/---

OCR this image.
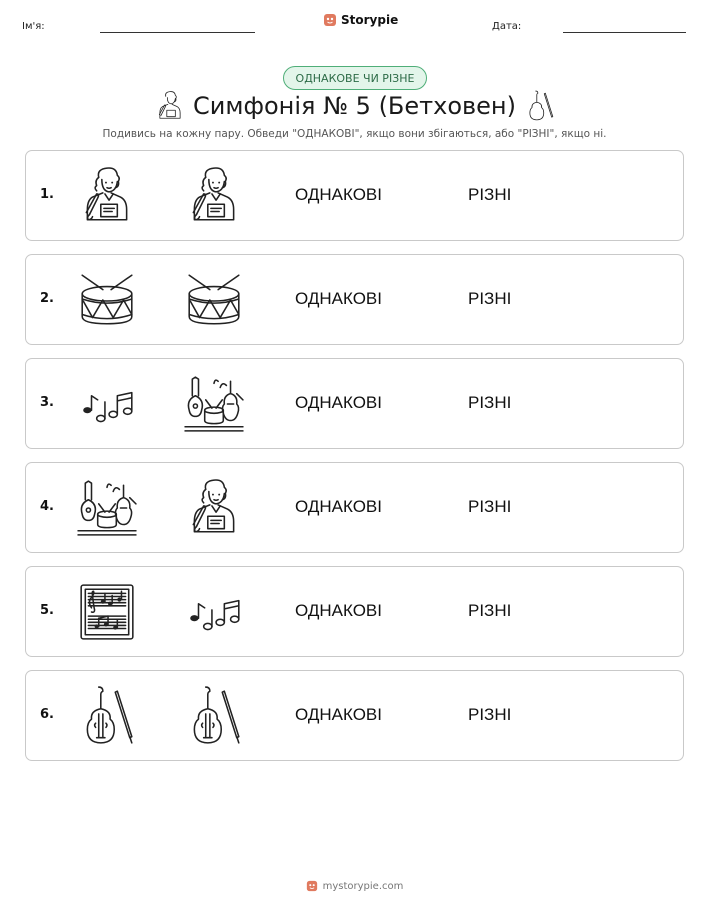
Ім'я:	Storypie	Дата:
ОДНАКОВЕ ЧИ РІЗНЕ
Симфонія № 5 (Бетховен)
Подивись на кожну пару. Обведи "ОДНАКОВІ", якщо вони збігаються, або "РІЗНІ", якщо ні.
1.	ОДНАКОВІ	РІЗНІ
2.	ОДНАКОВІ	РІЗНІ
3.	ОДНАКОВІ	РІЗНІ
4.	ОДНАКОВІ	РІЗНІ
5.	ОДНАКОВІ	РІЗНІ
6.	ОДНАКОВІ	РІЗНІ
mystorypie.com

\---
/---

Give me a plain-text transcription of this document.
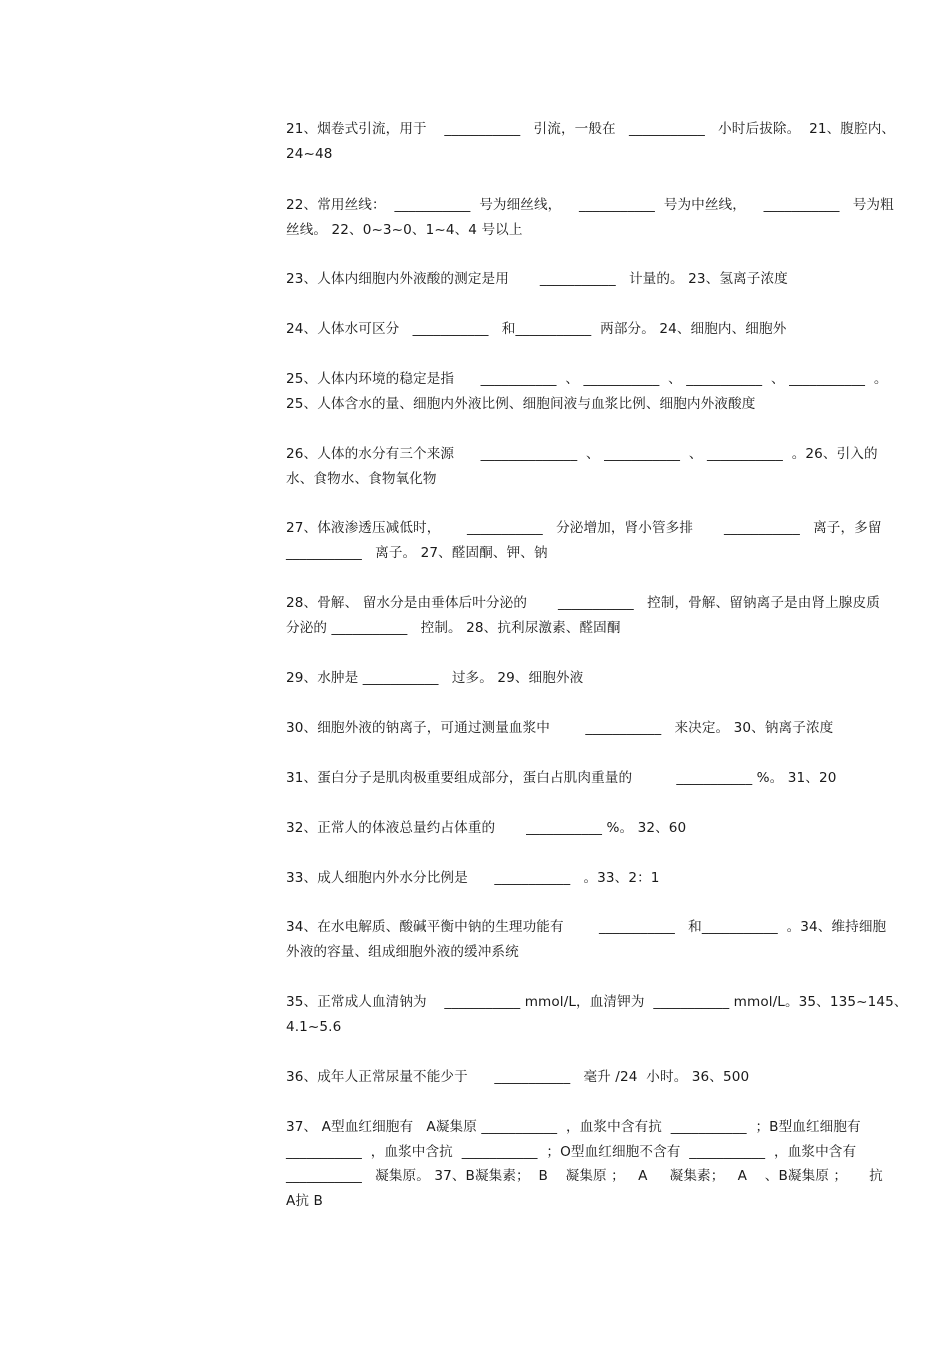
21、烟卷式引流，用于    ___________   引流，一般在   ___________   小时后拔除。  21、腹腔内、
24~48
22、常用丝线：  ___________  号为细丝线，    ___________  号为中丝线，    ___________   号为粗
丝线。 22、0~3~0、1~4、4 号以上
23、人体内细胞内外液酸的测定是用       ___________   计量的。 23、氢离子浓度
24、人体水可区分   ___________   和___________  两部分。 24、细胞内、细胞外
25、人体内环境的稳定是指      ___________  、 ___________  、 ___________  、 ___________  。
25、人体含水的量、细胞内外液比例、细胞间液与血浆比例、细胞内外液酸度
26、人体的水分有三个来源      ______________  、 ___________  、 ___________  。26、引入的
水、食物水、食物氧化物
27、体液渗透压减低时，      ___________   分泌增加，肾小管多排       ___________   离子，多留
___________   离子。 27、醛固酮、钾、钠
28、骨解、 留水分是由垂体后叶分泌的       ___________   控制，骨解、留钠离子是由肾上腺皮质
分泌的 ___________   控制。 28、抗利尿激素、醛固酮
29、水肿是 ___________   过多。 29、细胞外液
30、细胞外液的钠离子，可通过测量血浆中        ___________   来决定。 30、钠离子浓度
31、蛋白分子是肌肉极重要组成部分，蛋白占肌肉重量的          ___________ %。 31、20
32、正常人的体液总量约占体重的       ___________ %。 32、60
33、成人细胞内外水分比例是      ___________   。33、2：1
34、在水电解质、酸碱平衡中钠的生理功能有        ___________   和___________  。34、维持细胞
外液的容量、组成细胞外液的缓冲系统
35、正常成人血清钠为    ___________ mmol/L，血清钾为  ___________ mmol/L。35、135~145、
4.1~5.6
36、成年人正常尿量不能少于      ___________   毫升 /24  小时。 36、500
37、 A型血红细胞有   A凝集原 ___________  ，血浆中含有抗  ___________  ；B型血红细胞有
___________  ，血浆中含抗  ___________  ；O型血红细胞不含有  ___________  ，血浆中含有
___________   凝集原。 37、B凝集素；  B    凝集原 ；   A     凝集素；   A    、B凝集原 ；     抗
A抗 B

\---

- GIVEN TASK:
Extract all lines that hold the word "РІЗНІ".

- FINISHED EXERCISE:
Подивись на кожну пару. Обведи "ОДНАКОВІ", якщо вони збігаються, або "РІЗНІ", якщо ні.
1.	ОДНАКОВІ	РІЗНІ
2.	ОДНАКОВІ	РІЗНІ
3.	ОДНАКОВІ	РІЗНІ
4.	ОДНАКОВІ	РІЗНІ
5.	ОДНАКОВІ	РІЗНІ
6.	ОДНАКОВІ	РІЗНІ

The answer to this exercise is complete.